======== Data lines ========

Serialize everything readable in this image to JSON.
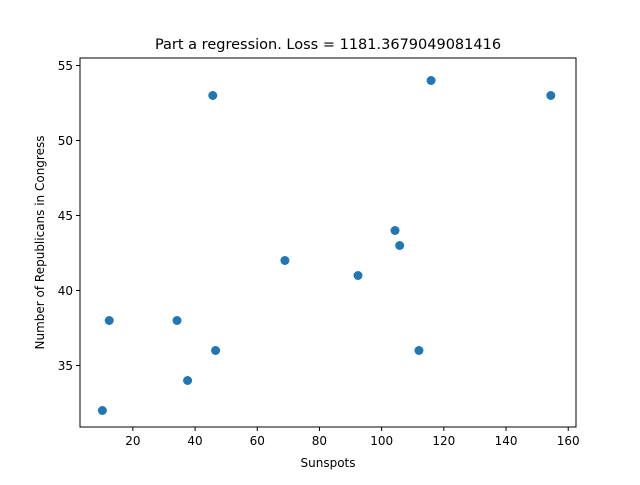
{
  "chart_data": {
    "type": "scatter",
    "title": "Part a regression. Loss = 1181.3679049081416",
    "xlabel": "Sunspots",
    "ylabel": "Number of Republicans in Congress",
    "xlim": [
      3,
      162.5
    ],
    "ylim": [
      30.9,
      55.5
    ],
    "xticks": [
      20,
      40,
      60,
      80,
      100,
      120,
      140,
      160
    ],
    "yticks": [
      35,
      40,
      45,
      50,
      55
    ],
    "grid": false,
    "marker_color": "#1f77b4",
    "points": [
      {
        "x": 10.2,
        "y": 32
      },
      {
        "x": 12.4,
        "y": 38
      },
      {
        "x": 34.2,
        "y": 38
      },
      {
        "x": 37.6,
        "y": 34
      },
      {
        "x": 45.7,
        "y": 53
      },
      {
        "x": 46.6,
        "y": 36
      },
      {
        "x": 68.9,
        "y": 42
      },
      {
        "x": 92.4,
        "y": 41
      },
      {
        "x": 104.3,
        "y": 44
      },
      {
        "x": 105.8,
        "y": 43
      },
      {
        "x": 112.0,
        "y": 36
      },
      {
        "x": 115.9,
        "y": 54
      },
      {
        "x": 154.4,
        "y": 53
      }
    ]
  }
}
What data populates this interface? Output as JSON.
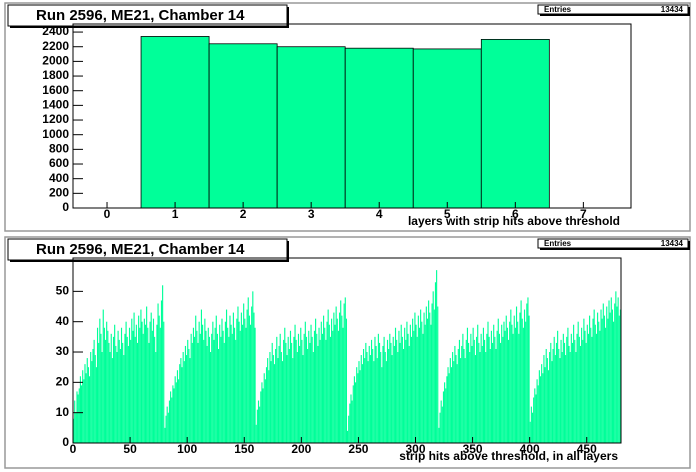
{
  "chart_data": [
    {
      "type": "histogram",
      "title": "Run 2596, ME21, Chamber 14",
      "stats_label": "Entries",
      "entries": 13434,
      "xlabel": "layers with strip hits above threshold",
      "bins": [
        0.5,
        1.5,
        2.5,
        3.5,
        4.5,
        5.5,
        6.5
      ],
      "values": [
        2340,
        2240,
        2200,
        2180,
        2170,
        2300
      ],
      "color": "#00ff99",
      "xlim": [
        -0.5,
        7.7
      ],
      "ylim": [
        0,
        2510
      ],
      "xticks": [
        0,
        1,
        2,
        3,
        4,
        5,
        6,
        7
      ],
      "yticks": [
        0,
        200,
        400,
        600,
        800,
        1000,
        1200,
        1400,
        1600,
        1800,
        2000,
        2200,
        2400
      ]
    },
    {
      "type": "histogram",
      "title": "Run 2596, ME21, Chamber 14",
      "stats_label": "Entries",
      "entries": 13434,
      "xlabel": "strip hits above threshold, in all layers",
      "bins": [
        0,
        1,
        2,
        3,
        4,
        5,
        6,
        7,
        8,
        9,
        10,
        11,
        12,
        13,
        14,
        15,
        16,
        17,
        18,
        19,
        20,
        21,
        22,
        23,
        24,
        25,
        26,
        27,
        28,
        29,
        30,
        31,
        32,
        33,
        34,
        35,
        36,
        37,
        38,
        39,
        40,
        41,
        42,
        43,
        44,
        45,
        46,
        47,
        48,
        49,
        50,
        51,
        52,
        53,
        54,
        55,
        56,
        57,
        58,
        59,
        60,
        61,
        62,
        63,
        64,
        65,
        66,
        67,
        68,
        69,
        70,
        71,
        72,
        73,
        74,
        75,
        76,
        77,
        78,
        79,
        80,
        81,
        82,
        83,
        84,
        85,
        86,
        87,
        88,
        89,
        90,
        91,
        92,
        93,
        94,
        95,
        96,
        97,
        98,
        99,
        100,
        101,
        102,
        103,
        104,
        105,
        106,
        107,
        108,
        109,
        110,
        111,
        112,
        113,
        114,
        115,
        116,
        117,
        118,
        119,
        120,
        121,
        122,
        123,
        124,
        125,
        126,
        127,
        128,
        129,
        130,
        131,
        132,
        133,
        134,
        135,
        136,
        137,
        138,
        139,
        140,
        141,
        142,
        143,
        144,
        145,
        146,
        147,
        148,
        149,
        150,
        151,
        152,
        153,
        154,
        155,
        156,
        157,
        158,
        159,
        160,
        161,
        162,
        163,
        164,
        165,
        166,
        167,
        168,
        169,
        170,
        171,
        172,
        173,
        174,
        175,
        176,
        177,
        178,
        179,
        180,
        181,
        182,
        183,
        184,
        185,
        186,
        187,
        188,
        189,
        190,
        191,
        192,
        193,
        194,
        195,
        196,
        197,
        198,
        199,
        200,
        201,
        202,
        203,
        204,
        205,
        206,
        207,
        208,
        209,
        210,
        211,
        212,
        213,
        214,
        215,
        216,
        217,
        218,
        219,
        220,
        221,
        222,
        223,
        224,
        225,
        226,
        227,
        228,
        229,
        230,
        231,
        232,
        233,
        234,
        235,
        236,
        237,
        238,
        239,
        240,
        241,
        242,
        243,
        244,
        245,
        246,
        247,
        248,
        249,
        250,
        251,
        252,
        253,
        254,
        255,
        256,
        257,
        258,
        259,
        260,
        261,
        262,
        263,
        264,
        265,
        266,
        267,
        268,
        269,
        270,
        271,
        272,
        273,
        274,
        275,
        276,
        277,
        278,
        279,
        280,
        281,
        282,
        283,
        284,
        285,
        286,
        287,
        288,
        289,
        290,
        291,
        292,
        293,
        294,
        295,
        296,
        297,
        298,
        299,
        300,
        301,
        302,
        303,
        304,
        305,
        306,
        307,
        308,
        309,
        310,
        311,
        312,
        313,
        314,
        315,
        316,
        317,
        318,
        319,
        320,
        321,
        322,
        323,
        324,
        325,
        326,
        327,
        328,
        329,
        330,
        331,
        332,
        333,
        334,
        335,
        336,
        337,
        338,
        339,
        340,
        341,
        342,
        343,
        344,
        345,
        346,
        347,
        348,
        349,
        350,
        351,
        352,
        353,
        354,
        355,
        356,
        357,
        358,
        359,
        360,
        361,
        362,
        363,
        364,
        365,
        366,
        367,
        368,
        369,
        370,
        371,
        372,
        373,
        374,
        375,
        376,
        377,
        378,
        379,
        380,
        381,
        382,
        383,
        384,
        385,
        386,
        387,
        388,
        389,
        390,
        391,
        392,
        393,
        394,
        395,
        396,
        397,
        398,
        399,
        400,
        401,
        402,
        403,
        404,
        405,
        406,
        407,
        408,
        409,
        410,
        411,
        412,
        413,
        414,
        415,
        416,
        417,
        418,
        419,
        420,
        421,
        422,
        423,
        424,
        425,
        426,
        427,
        428,
        429,
        430,
        431,
        432,
        433,
        434,
        435,
        436,
        437,
        438,
        439,
        440,
        441,
        442,
        443,
        444,
        445,
        446,
        447,
        448,
        449,
        450,
        451,
        452,
        453,
        454,
        455,
        456,
        457,
        458,
        459,
        460,
        461,
        462,
        463,
        464,
        465,
        466,
        467,
        468,
        469,
        470,
        471,
        472,
        473,
        474,
        475,
        476,
        477,
        478,
        479,
        480
      ],
      "values": [
        8,
        14,
        10,
        17,
        16,
        18,
        22,
        19,
        24,
        21,
        26,
        23,
        28,
        25,
        22,
        30,
        27,
        31,
        34,
        29,
        25,
        38,
        33,
        41,
        36,
        30,
        44,
        38,
        34,
        40,
        37,
        33,
        30,
        36,
        28,
        35,
        39,
        32,
        30,
        37,
        34,
        31,
        38,
        33,
        29,
        36,
        40,
        35,
        32,
        38,
        34,
        41,
        37,
        43,
        35,
        39,
        33,
        42,
        38,
        44,
        40,
        36,
        41,
        39,
        45,
        38,
        33,
        40,
        43,
        37,
        41,
        35,
        30,
        39,
        46,
        42,
        38,
        47,
        52,
        40,
        5,
        9,
        12,
        10,
        14,
        17,
        15,
        19,
        18,
        22,
        20,
        24,
        21,
        26,
        28,
        25,
        30,
        27,
        32,
        29,
        34,
        31,
        28,
        36,
        33,
        38,
        35,
        42,
        37,
        33,
        40,
        36,
        44,
        39,
        34,
        41,
        37,
        32,
        38,
        35,
        30,
        36,
        40,
        34,
        38,
        42,
        36,
        31,
        39,
        35,
        41,
        37,
        33,
        40,
        44,
        38,
        35,
        42,
        39,
        36,
        43,
        38,
        34,
        41,
        45,
        40,
        37,
        43,
        39,
        46,
        41,
        38,
        44,
        48,
        42,
        39,
        45,
        50,
        43,
        38,
        6,
        11,
        14,
        12,
        17,
        20,
        18,
        23,
        21,
        25,
        28,
        24,
        30,
        27,
        33,
        29,
        26,
        31,
        35,
        28,
        32,
        36,
        30,
        27,
        34,
        38,
        33,
        29,
        35,
        31,
        37,
        33,
        28,
        35,
        39,
        34,
        30,
        36,
        32,
        38,
        34,
        29,
        36,
        40,
        35,
        31,
        37,
        33,
        39,
        35,
        30,
        37,
        41,
        36,
        32,
        38,
        34,
        40,
        36,
        42,
        38,
        34,
        40,
        44,
        39,
        35,
        41,
        37,
        43,
        39,
        45,
        41,
        37,
        43,
        47,
        42,
        38,
        46,
        48,
        41,
        4,
        9,
        13,
        16,
        14,
        19,
        22,
        20,
        25,
        23,
        27,
        24,
        29,
        26,
        31,
        28,
        33,
        30,
        27,
        32,
        29,
        34,
        31,
        27,
        35,
        32,
        28,
        36,
        33,
        30,
        25,
        32,
        35,
        30,
        27,
        34,
        31,
        36,
        33,
        29,
        35,
        32,
        38,
        34,
        30,
        37,
        33,
        39,
        35,
        31,
        38,
        34,
        40,
        36,
        32,
        39,
        35,
        41,
        37,
        43,
        39,
        35,
        42,
        38,
        44,
        40,
        36,
        43,
        39,
        45,
        41,
        47,
        43,
        39,
        46,
        50,
        44,
        53,
        57,
        45,
        5,
        10,
        14,
        12,
        17,
        20,
        18,
        22,
        25,
        23,
        28,
        25,
        30,
        27,
        32,
        29,
        26,
        31,
        34,
        28,
        32,
        36,
        31,
        28,
        34,
        38,
        33,
        30,
        36,
        32,
        38,
        34,
        29,
        35,
        39,
        33,
        30,
        36,
        32,
        38,
        34,
        30,
        36,
        40,
        35,
        31,
        37,
        33,
        39,
        35,
        31,
        37,
        41,
        36,
        33,
        39,
        35,
        40,
        37,
        42,
        38,
        34,
        40,
        44,
        39,
        36,
        42,
        38,
        45,
        40,
        36,
        43,
        47,
        41,
        38,
        44,
        40,
        46,
        48,
        42,
        7,
        12,
        10,
        15,
        18,
        16,
        21,
        19,
        24,
        22,
        26,
        23,
        29,
        25,
        31,
        28,
        24,
        30,
        33,
        27,
        31,
        35,
        29,
        33,
        37,
        31,
        28,
        34,
        30,
        36,
        33,
        29,
        35,
        38,
        32,
        30,
        36,
        33,
        39,
        34,
        30,
        36,
        40,
        35,
        32,
        38,
        34,
        41,
        37,
        33,
        39,
        36,
        42,
        38,
        35,
        41,
        44,
        39,
        36,
        43,
        40,
        37,
        44,
        41,
        46,
        42,
        38,
        45,
        41,
        47,
        43,
        48,
        44,
        40,
        46,
        50,
        45,
        48,
        42,
        44
      ],
      "color": "#00ff99",
      "xlim": [
        0,
        480
      ],
      "ylim": [
        0,
        61
      ],
      "xticks": [
        0,
        50,
        100,
        150,
        200,
        250,
        300,
        350,
        400,
        450
      ],
      "yticks": [
        0,
        10,
        20,
        30,
        40,
        50
      ]
    }
  ]
}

========

The exercise: Search the listing for the word "layers" and return each line that holds it.

Answer for this exercise:
      "xlabel": "layers with strip hits above threshold",
      "xlabel": "strip hits above threshold, in all layers",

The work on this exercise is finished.